• _TASK_
Transcribe the records below in full; pictures stay out of the copy.

[start LISTED ENTRIES]

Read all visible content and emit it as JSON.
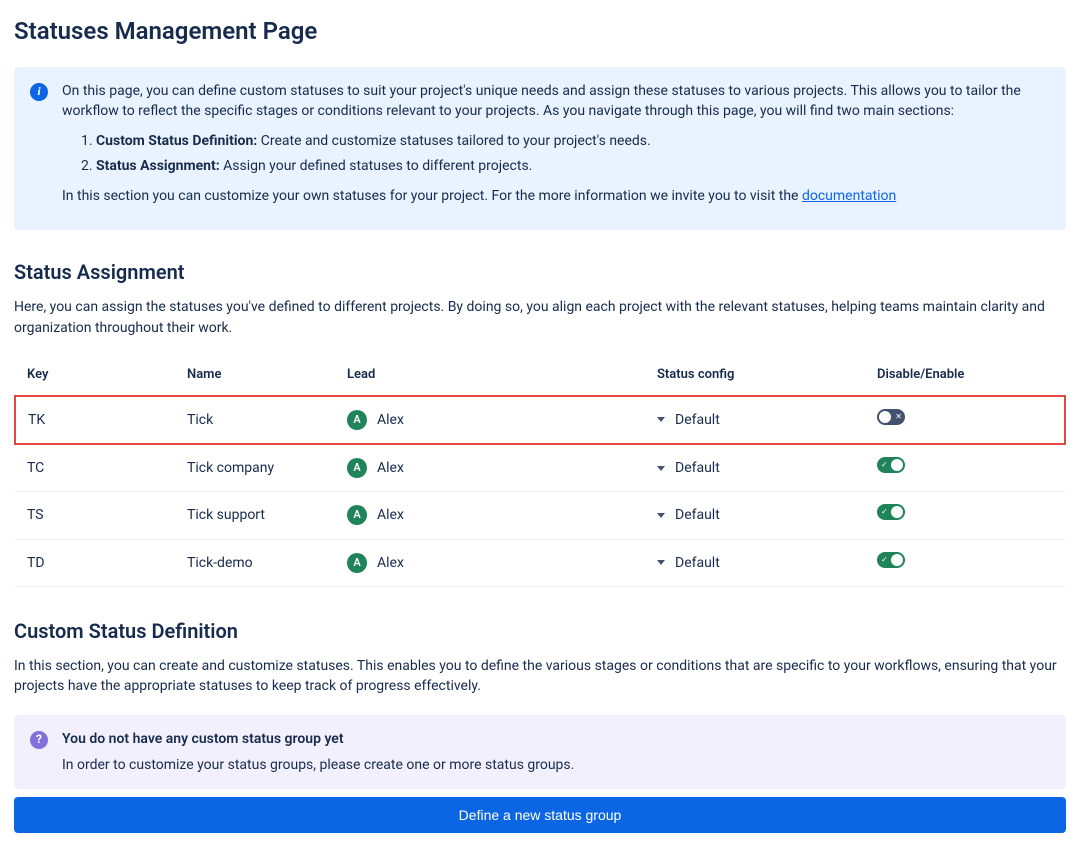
{
  "page_title": "Statuses Management Page",
  "info": {
    "intro": "On this page, you can define custom statuses to suit your project's unique needs and assign these statuses to various projects. This allows you to tailor the workflow to reflect the specific stages or conditions relevant to your projects. As you navigate through this page, you will find two main sections:",
    "bullets": [
      {
        "title": "Custom Status Definition:",
        "text": " Create and customize statuses tailored to your project's needs."
      },
      {
        "title": "Status Assignment:",
        "text": " Assign your defined statuses to different projects."
      }
    ],
    "outro_prefix": "In this section you can customize your own statuses for your project. For the more information we invite you to visit the ",
    "doc_link": "documentation"
  },
  "assignment": {
    "heading": "Status Assignment",
    "description": "Here, you can assign the statuses you've defined to different projects. By doing so, you align each project with the relevant statuses, helping teams maintain clarity and organization throughout their work.",
    "columns": {
      "key": "Key",
      "name": "Name",
      "lead": "Lead",
      "status": "Status config",
      "toggle": "Disable/Enable"
    },
    "rows": [
      {
        "key": "TK",
        "name": "Tick",
        "lead_initial": "A",
        "lead_name": "Alex",
        "status": "Default",
        "enabled": false,
        "highlight": true
      },
      {
        "key": "TC",
        "name": "Tick company",
        "lead_initial": "A",
        "lead_name": "Alex",
        "status": "Default",
        "enabled": true,
        "highlight": false
      },
      {
        "key": "TS",
        "name": "Tick support",
        "lead_initial": "A",
        "lead_name": "Alex",
        "status": "Default",
        "enabled": true,
        "highlight": false
      },
      {
        "key": "TD",
        "name": "Tick-demo",
        "lead_initial": "A",
        "lead_name": "Alex",
        "status": "Default",
        "enabled": true,
        "highlight": false
      }
    ]
  },
  "definition": {
    "heading": "Custom Status Definition",
    "description": "In this section, you can create and customize statuses. This enables you to define the various stages or conditions that are specific to your workflows, ensuring that your projects have the appropriate statuses to keep track of progress effectively.",
    "empty_title": "You do not have any custom status group yet",
    "empty_sub": "In order to customize your status groups, please create one or more status groups.",
    "button": "Define a new status group"
  }
}
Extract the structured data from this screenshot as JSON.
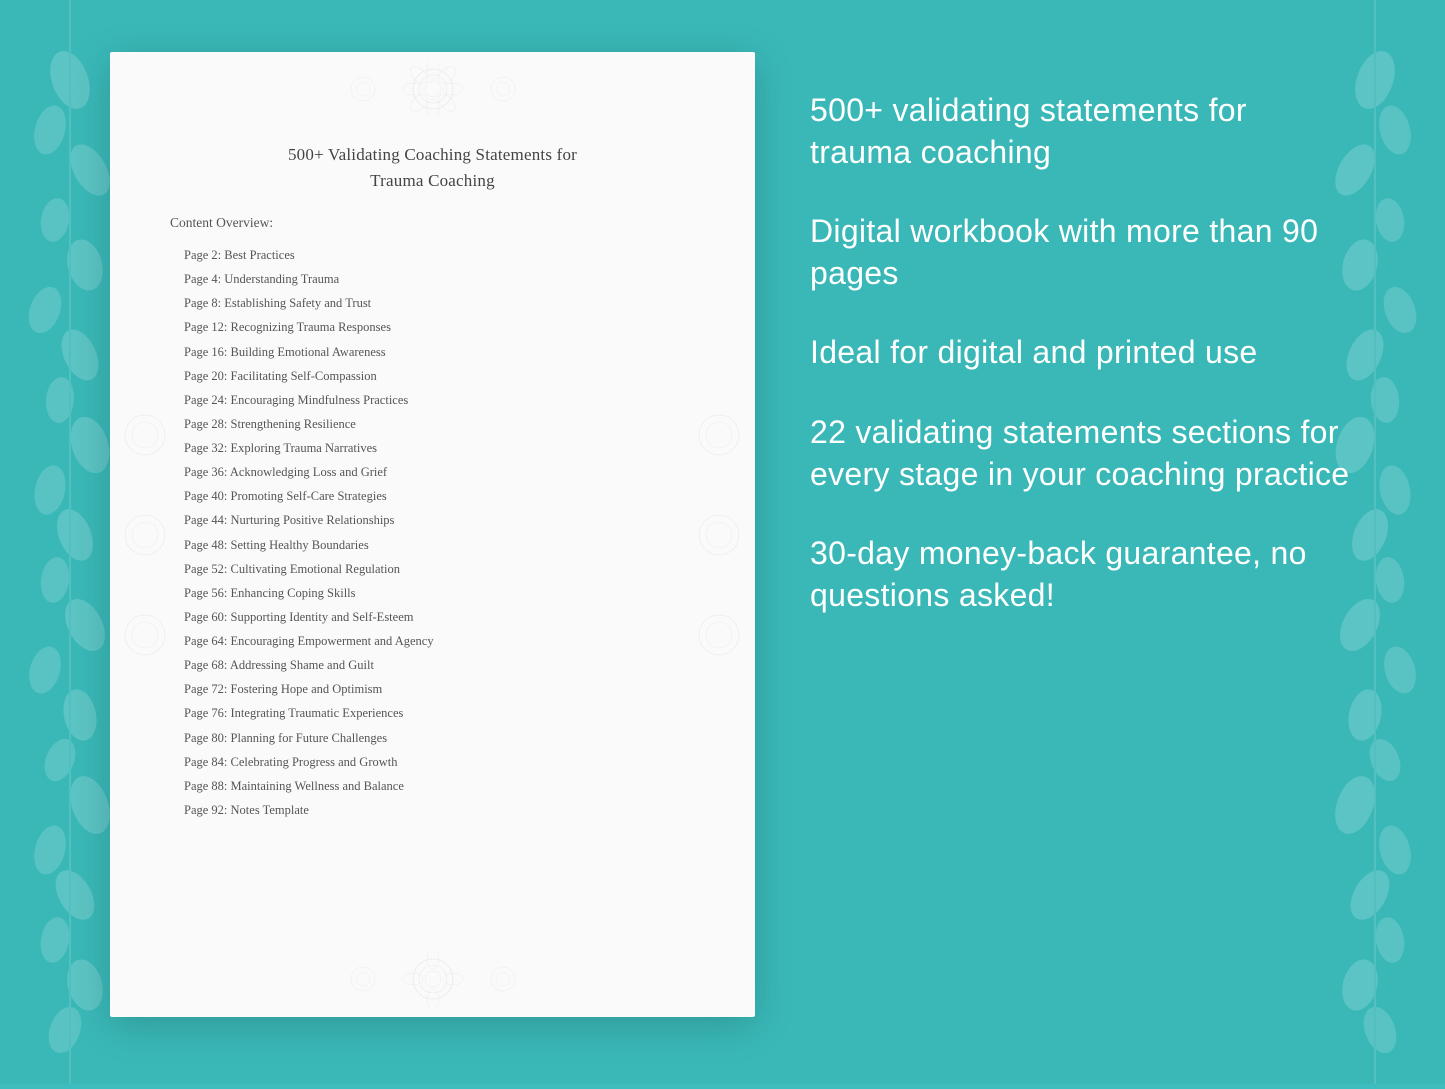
{
  "background": {
    "color": "#3ab8b8"
  },
  "document": {
    "title_line1": "500+ Validating Coaching Statements for",
    "title_line2": "Trauma Coaching",
    "content_label": "Content Overview:",
    "toc": [
      {
        "page": "Page  2:",
        "topic": "Best Practices"
      },
      {
        "page": "Page  4:",
        "topic": "Understanding Trauma"
      },
      {
        "page": "Page  8:",
        "topic": "Establishing Safety and Trust"
      },
      {
        "page": "Page 12:",
        "topic": "Recognizing Trauma Responses"
      },
      {
        "page": "Page 16:",
        "topic": "Building Emotional Awareness"
      },
      {
        "page": "Page 20:",
        "topic": "Facilitating Self-Compassion"
      },
      {
        "page": "Page 24:",
        "topic": "Encouraging Mindfulness Practices"
      },
      {
        "page": "Page 28:",
        "topic": "Strengthening Resilience"
      },
      {
        "page": "Page 32:",
        "topic": "Exploring Trauma Narratives"
      },
      {
        "page": "Page 36:",
        "topic": "Acknowledging Loss and Grief"
      },
      {
        "page": "Page 40:",
        "topic": "Promoting Self-Care Strategies"
      },
      {
        "page": "Page 44:",
        "topic": "Nurturing Positive Relationships"
      },
      {
        "page": "Page 48:",
        "topic": "Setting Healthy Boundaries"
      },
      {
        "page": "Page 52:",
        "topic": "Cultivating Emotional Regulation"
      },
      {
        "page": "Page 56:",
        "topic": "Enhancing Coping Skills"
      },
      {
        "page": "Page 60:",
        "topic": "Supporting Identity and Self-Esteem"
      },
      {
        "page": "Page 64:",
        "topic": "Encouraging Empowerment and Agency"
      },
      {
        "page": "Page 68:",
        "topic": "Addressing Shame and Guilt"
      },
      {
        "page": "Page 72:",
        "topic": "Fostering Hope and Optimism"
      },
      {
        "page": "Page 76:",
        "topic": "Integrating Traumatic Experiences"
      },
      {
        "page": "Page 80:",
        "topic": "Planning for Future Challenges"
      },
      {
        "page": "Page 84:",
        "topic": "Celebrating Progress and Growth"
      },
      {
        "page": "Page 88:",
        "topic": "Maintaining Wellness and Balance"
      },
      {
        "page": "Page 92:",
        "topic": "Notes Template"
      }
    ]
  },
  "info_panel": {
    "blocks": [
      {
        "text": "500+ validating statements for trauma coaching"
      },
      {
        "text": "Digital workbook with more than 90 pages"
      },
      {
        "text": "Ideal for digital and printed use"
      },
      {
        "text": "22 validating statements sections for every stage in your coaching practice"
      },
      {
        "text": "30-day money-back guarantee, no questions asked!"
      }
    ]
  }
}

[end LISTED ENTRIES]

• _EXERCISE OUTPUT_
Read all visible content and emit it as JSON.
{
  "page_title": "Statuses Management Page",
  "info": {
    "intro": "On this page, you can define custom statuses to suit your project's unique needs and assign these statuses to various projects. This allows you to tailor the workflow to reflect the specific stages or conditions relevant to your projects. As you navigate through this page, you will find two main sections:",
    "bullets": [
      {
        "title": "Custom Status Definition:",
        "text": " Create and customize statuses tailored to your project's needs."
      },
      {
        "title": "Status Assignment:",
        "text": " Assign your defined statuses to different projects."
      }
    ],
    "outro_prefix": "In this section you can customize your own statuses for your project. For the more information we invite you to visit the ",
    "doc_link": "documentation"
  },
  "assignment": {
    "heading": "Status Assignment",
    "description": "Here, you can assign the statuses you've defined to different projects. By doing so, you align each project with the relevant statuses, helping teams maintain clarity and organization throughout their work.",
    "columns": {
      "key": "Key",
      "name": "Name",
      "lead": "Lead",
      "status": "Status config",
      "toggle": "Disable/Enable"
    },
    "rows": [
      {
        "key": "TK",
        "name": "Tick",
        "lead_initial": "A",
        "lead_name": "Alex",
        "status": "Default",
        "enabled": false,
        "highlight": true
      },
      {
        "key": "TC",
        "name": "Tick company",
        "lead_initial": "A",
        "lead_name": "Alex",
        "status": "Default",
        "enabled": true,
        "highlight": false
      },
      {
        "key": "TS",
        "name": "Tick support",
        "lead_initial": "A",
        "lead_name": "Alex",
        "status": "Default",
        "enabled": true,
        "highlight": false
      },
      {
        "key": "TD",
        "name": "Tick-demo",
        "lead_initial": "A",
        "lead_name": "Alex",
        "status": "Default",
        "enabled": true,
        "highlight": false
      }
    ]
  },
  "definition": {
    "heading": "Custom Status Definition",
    "description": "In this section, you can create and customize statuses. This enables you to define the various stages or conditions that are specific to your workflows, ensuring that your projects have the appropriate statuses to keep track of progress effectively.",
    "empty_title": "You do not have any custom status group yet",
    "empty_sub": "In order to customize your status groups, please create one or more status groups.",
    "button": "Define a new status group"
  }
}
Extract the structured data from this screenshot as JSON.
{
  "background": {
    "color": "#3ab8b8"
  },
  "document": {
    "title_line1": "500+ Validating Coaching Statements for",
    "title_line2": "Trauma Coaching",
    "content_label": "Content Overview:",
    "toc": [
      {
        "page": "Page  2:",
        "topic": "Best Practices"
      },
      {
        "page": "Page  4:",
        "topic": "Understanding Trauma"
      },
      {
        "page": "Page  8:",
        "topic": "Establishing Safety and Trust"
      },
      {
        "page": "Page 12:",
        "topic": "Recognizing Trauma Responses"
      },
      {
        "page": "Page 16:",
        "topic": "Building Emotional Awareness"
      },
      {
        "page": "Page 20:",
        "topic": "Facilitating Self-Compassion"
      },
      {
        "page": "Page 24:",
        "topic": "Encouraging Mindfulness Practices"
      },
      {
        "page": "Page 28:",
        "topic": "Strengthening Resilience"
      },
      {
        "page": "Page 32:",
        "topic": "Exploring Trauma Narratives"
      },
      {
        "page": "Page 36:",
        "topic": "Acknowledging Loss and Grief"
      },
      {
        "page": "Page 40:",
        "topic": "Promoting Self-Care Strategies"
      },
      {
        "page": "Page 44:",
        "topic": "Nurturing Positive Relationships"
      },
      {
        "page": "Page 48:",
        "topic": "Setting Healthy Boundaries"
      },
      {
        "page": "Page 52:",
        "topic": "Cultivating Emotional Regulation"
      },
      {
        "page": "Page 56:",
        "topic": "Enhancing Coping Skills"
      },
      {
        "page": "Page 60:",
        "topic": "Supporting Identity and Self-Esteem"
      },
      {
        "page": "Page 64:",
        "topic": "Encouraging Empowerment and Agency"
      },
      {
        "page": "Page 68:",
        "topic": "Addressing Shame and Guilt"
      },
      {
        "page": "Page 72:",
        "topic": "Fostering Hope and Optimism"
      },
      {
        "page": "Page 76:",
        "topic": "Integrating Traumatic Experiences"
      },
      {
        "page": "Page 80:",
        "topic": "Planning for Future Challenges"
      },
      {
        "page": "Page 84:",
        "topic": "Celebrating Progress and Growth"
      },
      {
        "page": "Page 88:",
        "topic": "Maintaining Wellness and Balance"
      },
      {
        "page": "Page 92:",
        "topic": "Notes Template"
      }
    ]
  },
  "info_panel": {
    "blocks": [
      {
        "text": "500+ validating statements for trauma coaching"
      },
      {
        "text": "Digital workbook with more than 90 pages"
      },
      {
        "text": "Ideal for digital and printed use"
      },
      {
        "text": "22 validating statements sections for every stage in your coaching practice"
      },
      {
        "text": "30-day money-back guarantee, no questions asked!"
      }
    ]
  }
}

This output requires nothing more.